> _INFORMATION PROVIDED_
※

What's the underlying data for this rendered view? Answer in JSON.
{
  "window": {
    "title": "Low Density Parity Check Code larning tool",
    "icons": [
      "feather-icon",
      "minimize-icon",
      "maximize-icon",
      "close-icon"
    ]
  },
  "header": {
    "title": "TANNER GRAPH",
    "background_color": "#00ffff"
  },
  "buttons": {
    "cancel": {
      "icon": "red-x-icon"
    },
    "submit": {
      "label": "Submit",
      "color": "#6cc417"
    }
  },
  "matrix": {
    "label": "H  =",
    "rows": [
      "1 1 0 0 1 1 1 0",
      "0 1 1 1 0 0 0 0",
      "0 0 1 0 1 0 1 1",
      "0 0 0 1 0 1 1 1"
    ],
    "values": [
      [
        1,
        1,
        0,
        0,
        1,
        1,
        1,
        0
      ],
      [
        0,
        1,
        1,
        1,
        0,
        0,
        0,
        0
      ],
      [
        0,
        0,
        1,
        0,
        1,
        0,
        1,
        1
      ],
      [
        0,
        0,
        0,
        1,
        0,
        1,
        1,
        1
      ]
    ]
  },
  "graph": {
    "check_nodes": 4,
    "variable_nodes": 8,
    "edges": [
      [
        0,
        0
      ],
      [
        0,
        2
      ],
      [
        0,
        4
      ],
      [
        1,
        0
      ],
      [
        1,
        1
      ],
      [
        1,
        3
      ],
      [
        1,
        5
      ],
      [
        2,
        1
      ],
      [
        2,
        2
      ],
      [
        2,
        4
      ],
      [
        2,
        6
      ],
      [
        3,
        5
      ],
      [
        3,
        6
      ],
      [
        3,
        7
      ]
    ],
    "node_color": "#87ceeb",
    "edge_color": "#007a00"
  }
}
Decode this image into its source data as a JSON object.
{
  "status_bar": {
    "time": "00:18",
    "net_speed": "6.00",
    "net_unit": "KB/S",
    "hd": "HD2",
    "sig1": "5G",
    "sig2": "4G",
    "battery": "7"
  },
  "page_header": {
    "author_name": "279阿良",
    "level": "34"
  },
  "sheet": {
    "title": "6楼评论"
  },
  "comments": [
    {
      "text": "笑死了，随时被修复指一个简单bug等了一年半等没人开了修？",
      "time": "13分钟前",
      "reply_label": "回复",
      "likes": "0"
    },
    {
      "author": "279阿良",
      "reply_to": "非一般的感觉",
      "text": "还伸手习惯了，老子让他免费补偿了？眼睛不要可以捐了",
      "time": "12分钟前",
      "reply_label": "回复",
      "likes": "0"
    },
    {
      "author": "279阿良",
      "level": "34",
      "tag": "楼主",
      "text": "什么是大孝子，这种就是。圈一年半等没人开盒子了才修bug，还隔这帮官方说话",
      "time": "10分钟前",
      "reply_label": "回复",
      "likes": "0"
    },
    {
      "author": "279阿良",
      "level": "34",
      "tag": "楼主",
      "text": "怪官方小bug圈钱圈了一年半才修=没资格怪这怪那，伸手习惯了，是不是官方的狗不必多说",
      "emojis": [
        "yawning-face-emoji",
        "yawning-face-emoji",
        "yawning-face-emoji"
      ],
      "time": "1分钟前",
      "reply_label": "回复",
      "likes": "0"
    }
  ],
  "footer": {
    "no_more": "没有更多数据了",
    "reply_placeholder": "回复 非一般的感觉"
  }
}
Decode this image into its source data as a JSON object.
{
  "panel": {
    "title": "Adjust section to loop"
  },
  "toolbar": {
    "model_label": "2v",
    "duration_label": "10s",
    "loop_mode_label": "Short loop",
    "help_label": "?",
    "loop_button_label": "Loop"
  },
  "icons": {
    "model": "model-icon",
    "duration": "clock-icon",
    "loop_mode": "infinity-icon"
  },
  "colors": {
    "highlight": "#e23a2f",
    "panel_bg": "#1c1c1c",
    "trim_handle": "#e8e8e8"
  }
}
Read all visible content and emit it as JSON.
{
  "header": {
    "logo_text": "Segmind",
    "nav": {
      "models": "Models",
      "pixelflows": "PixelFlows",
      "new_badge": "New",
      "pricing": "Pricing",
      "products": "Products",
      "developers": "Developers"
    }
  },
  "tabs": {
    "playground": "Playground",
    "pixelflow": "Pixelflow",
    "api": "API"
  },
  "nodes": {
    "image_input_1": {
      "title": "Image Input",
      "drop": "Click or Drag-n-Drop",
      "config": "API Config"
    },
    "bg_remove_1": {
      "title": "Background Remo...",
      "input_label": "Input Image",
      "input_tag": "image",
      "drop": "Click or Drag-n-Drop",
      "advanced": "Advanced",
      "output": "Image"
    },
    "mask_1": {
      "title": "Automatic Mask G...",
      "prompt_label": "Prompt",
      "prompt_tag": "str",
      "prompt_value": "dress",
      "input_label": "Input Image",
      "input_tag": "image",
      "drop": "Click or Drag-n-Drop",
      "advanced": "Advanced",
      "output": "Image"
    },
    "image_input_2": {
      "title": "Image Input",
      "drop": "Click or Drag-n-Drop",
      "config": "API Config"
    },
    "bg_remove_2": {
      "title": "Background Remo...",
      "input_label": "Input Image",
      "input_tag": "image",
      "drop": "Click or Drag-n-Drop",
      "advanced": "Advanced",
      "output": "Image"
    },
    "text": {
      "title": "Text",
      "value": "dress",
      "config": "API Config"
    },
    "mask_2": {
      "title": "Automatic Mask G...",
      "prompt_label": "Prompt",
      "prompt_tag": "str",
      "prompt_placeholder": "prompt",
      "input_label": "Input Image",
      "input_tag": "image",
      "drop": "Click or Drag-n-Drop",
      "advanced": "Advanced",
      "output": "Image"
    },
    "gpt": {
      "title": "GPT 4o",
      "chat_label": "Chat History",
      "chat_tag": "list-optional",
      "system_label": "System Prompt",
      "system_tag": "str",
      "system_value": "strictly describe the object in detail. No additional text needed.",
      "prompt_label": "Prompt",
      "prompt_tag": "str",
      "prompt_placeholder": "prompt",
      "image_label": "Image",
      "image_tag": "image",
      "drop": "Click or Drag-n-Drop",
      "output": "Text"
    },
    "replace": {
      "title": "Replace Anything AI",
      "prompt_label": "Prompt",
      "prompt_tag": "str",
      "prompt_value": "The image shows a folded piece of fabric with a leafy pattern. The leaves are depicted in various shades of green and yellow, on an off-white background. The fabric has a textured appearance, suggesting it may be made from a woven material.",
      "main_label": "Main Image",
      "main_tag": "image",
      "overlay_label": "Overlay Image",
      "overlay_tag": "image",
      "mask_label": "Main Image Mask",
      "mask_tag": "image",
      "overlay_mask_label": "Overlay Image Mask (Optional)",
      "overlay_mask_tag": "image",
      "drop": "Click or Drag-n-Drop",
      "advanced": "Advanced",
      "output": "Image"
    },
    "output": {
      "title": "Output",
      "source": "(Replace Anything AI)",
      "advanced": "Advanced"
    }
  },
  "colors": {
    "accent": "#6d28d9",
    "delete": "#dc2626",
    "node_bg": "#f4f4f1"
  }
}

※

Write every entry out again exactly.

What's the underlying data for this rendered view? Answer in JSON.
{
  "window": {
    "title": "Low Density Parity Check Code larning tool",
    "icons": [
      "feather-icon",
      "minimize-icon",
      "maximize-icon",
      "close-icon"
    ]
  },
  "header": {
    "title": "TANNER GRAPH",
    "background_color": "#00ffff"
  },
  "buttons": {
    "cancel": {
      "icon": "red-x-icon"
    },
    "submit": {
      "label": "Submit",
      "color": "#6cc417"
    }
  },
  "matrix": {
    "label": "H  =",
    "rows": [
      "1 1 0 0 1 1 1 0",
      "0 1 1 1 0 0 0 0",
      "0 0 1 0 1 0 1 1",
      "0 0 0 1 0 1 1 1"
    ],
    "values": [
      [
        1,
        1,
        0,
        0,
        1,
        1,
        1,
        0
      ],
      [
        0,
        1,
        1,
        1,
        0,
        0,
        0,
        0
      ],
      [
        0,
        0,
        1,
        0,
        1,
        0,
        1,
        1
      ],
      [
        0,
        0,
        0,
        1,
        0,
        1,
        1,
        1
      ]
    ]
  },
  "graph": {
    "check_nodes": 4,
    "variable_nodes": 8,
    "edges": [
      [
        0,
        0
      ],
      [
        0,
        2
      ],
      [
        0,
        4
      ],
      [
        1,
        0
      ],
      [
        1,
        1
      ],
      [
        1,
        3
      ],
      [
        1,
        5
      ],
      [
        2,
        1
      ],
      [
        2,
        2
      ],
      [
        2,
        4
      ],
      [
        2,
        6
      ],
      [
        3,
        5
      ],
      [
        3,
        6
      ],
      [
        3,
        7
      ]
    ],
    "node_color": "#87ceeb",
    "edge_color": "#007a00"
  }
}
Decode this image into its source data as a JSON object.
{
  "status_bar": {
    "time": "00:18",
    "net_speed": "6.00",
    "net_unit": "KB/S",
    "hd": "HD2",
    "sig1": "5G",
    "sig2": "4G",
    "battery": "7"
  },
  "page_header": {
    "author_name": "279阿良",
    "level": "34"
  },
  "sheet": {
    "title": "6楼评论"
  },
  "comments": [
    {
      "text": "笑死了，随时被修复指一个简单bug等了一年半等没人开了修？",
      "time": "13分钟前",
      "reply_label": "回复",
      "likes": "0"
    },
    {
      "author": "279阿良",
      "reply_to": "非一般的感觉",
      "text": "还伸手习惯了，老子让他免费补偿了？眼睛不要可以捐了",
      "time": "12分钟前",
      "reply_label": "回复",
      "likes": "0"
    },
    {
      "author": "279阿良",
      "level": "34",
      "tag": "楼主",
      "text": "什么是大孝子，这种就是。圈一年半等没人开盒子了才修bug，还隔这帮官方说话",
      "time": "10分钟前",
      "reply_label": "回复",
      "likes": "0"
    },
    {
      "author": "279阿良",
      "level": "34",
      "tag": "楼主",
      "text": "怪官方小bug圈钱圈了一年半才修=没资格怪这怪那，伸手习惯了，是不是官方的狗不必多说",
      "emojis": [
        "yawning-face-emoji",
        "yawning-face-emoji",
        "yawning-face-emoji"
      ],
      "time": "1分钟前",
      "reply_label": "回复",
      "likes": "0"
    }
  ],
  "footer": {
    "no_more": "没有更多数据了",
    "reply_placeholder": "回复 非一般的感觉"
  }
}
Decode this image into its source data as a JSON object.
{
  "panel": {
    "title": "Adjust section to loop"
  },
  "toolbar": {
    "model_label": "2v",
    "duration_label": "10s",
    "loop_mode_label": "Short loop",
    "help_label": "?",
    "loop_button_label": "Loop"
  },
  "icons": {
    "model": "model-icon",
    "duration": "clock-icon",
    "loop_mode": "infinity-icon"
  },
  "colors": {
    "highlight": "#e23a2f",
    "panel_bg": "#1c1c1c",
    "trim_handle": "#e8e8e8"
  }
}
Read all visible content and emit it as JSON.
{
  "header": {
    "logo_text": "Segmind",
    "nav": {
      "models": "Models",
      "pixelflows": "PixelFlows",
      "new_badge": "New",
      "pricing": "Pricing",
      "products": "Products",
      "developers": "Developers"
    }
  },
  "tabs": {
    "playground": "Playground",
    "pixelflow": "Pixelflow",
    "api": "API"
  },
  "nodes": {
    "image_input_1": {
      "title": "Image Input",
      "drop": "Click or Drag-n-Drop",
      "config": "API Config"
    },
    "bg_remove_1": {
      "title": "Background Remo...",
      "input_label": "Input Image",
      "input_tag": "image",
      "drop": "Click or Drag-n-Drop",
      "advanced": "Advanced",
      "output": "Image"
    },
    "mask_1": {
      "title": "Automatic Mask G...",
      "prompt_label": "Prompt",
      "prompt_tag": "str",
      "prompt_value": "dress",
      "input_label": "Input Image",
      "input_tag": "image",
      "drop": "Click or Drag-n-Drop",
      "advanced": "Advanced",
      "output": "Image"
    },
    "image_input_2": {
      "title": "Image Input",
      "drop": "Click or Drag-n-Drop",
      "config": "API Config"
    },
    "bg_remove_2": {
      "title": "Background Remo...",
      "input_label": "Input Image",
      "input_tag": "image",
      "drop": "Click or Drag-n-Drop",
      "advanced": "Advanced",
      "output": "Image"
    },
    "text": {
      "title": "Text",
      "value": "dress",
      "config": "API Config"
    },
    "mask_2": {
      "title": "Automatic Mask G...",
      "prompt_label": "Prompt",
      "prompt_tag": "str",
      "prompt_placeholder": "prompt",
      "input_label": "Input Image",
      "input_tag": "image",
      "drop": "Click or Drag-n-Drop",
      "advanced": "Advanced",
      "output": "Image"
    },
    "gpt": {
      "title": "GPT 4o",
      "chat_label": "Chat History",
      "chat_tag": "list-optional",
      "system_label": "System Prompt",
      "system_tag": "str",
      "system_value": "strictly describe the object in detail. No additional text needed.",
      "prompt_label": "Prompt",
      "prompt_tag": "str",
      "prompt_placeholder": "prompt",
      "image_label": "Image",
      "image_tag": "image",
      "drop": "Click or Drag-n-Drop",
      "output": "Text"
    },
    "replace": {
      "title": "Replace Anything AI",
      "prompt_label": "Prompt",
      "prompt_tag": "str",
      "prompt_value": "The image shows a folded piece of fabric with a leafy pattern. The leaves are depicted in various shades of green and yellow, on an off-white background. The fabric has a textured appearance, suggesting it may be made from a woven material.",
      "main_label": "Main Image",
      "main_tag": "image",
      "overlay_label": "Overlay Image",
      "overlay_tag": "image",
      "mask_label": "Main Image Mask",
      "mask_tag": "image",
      "overlay_mask_label": "Overlay Image Mask (Optional)",
      "overlay_mask_tag": "image",
      "drop": "Click or Drag-n-Drop",
      "advanced": "Advanced",
      "output": "Image"
    },
    "output": {
      "title": "Output",
      "source": "(Replace Anything AI)",
      "advanced": "Advanced"
    }
  },
  "colors": {
    "accent": "#6d28d9",
    "delete": "#dc2626",
    "node_bg": "#f4f4f1"
  }
}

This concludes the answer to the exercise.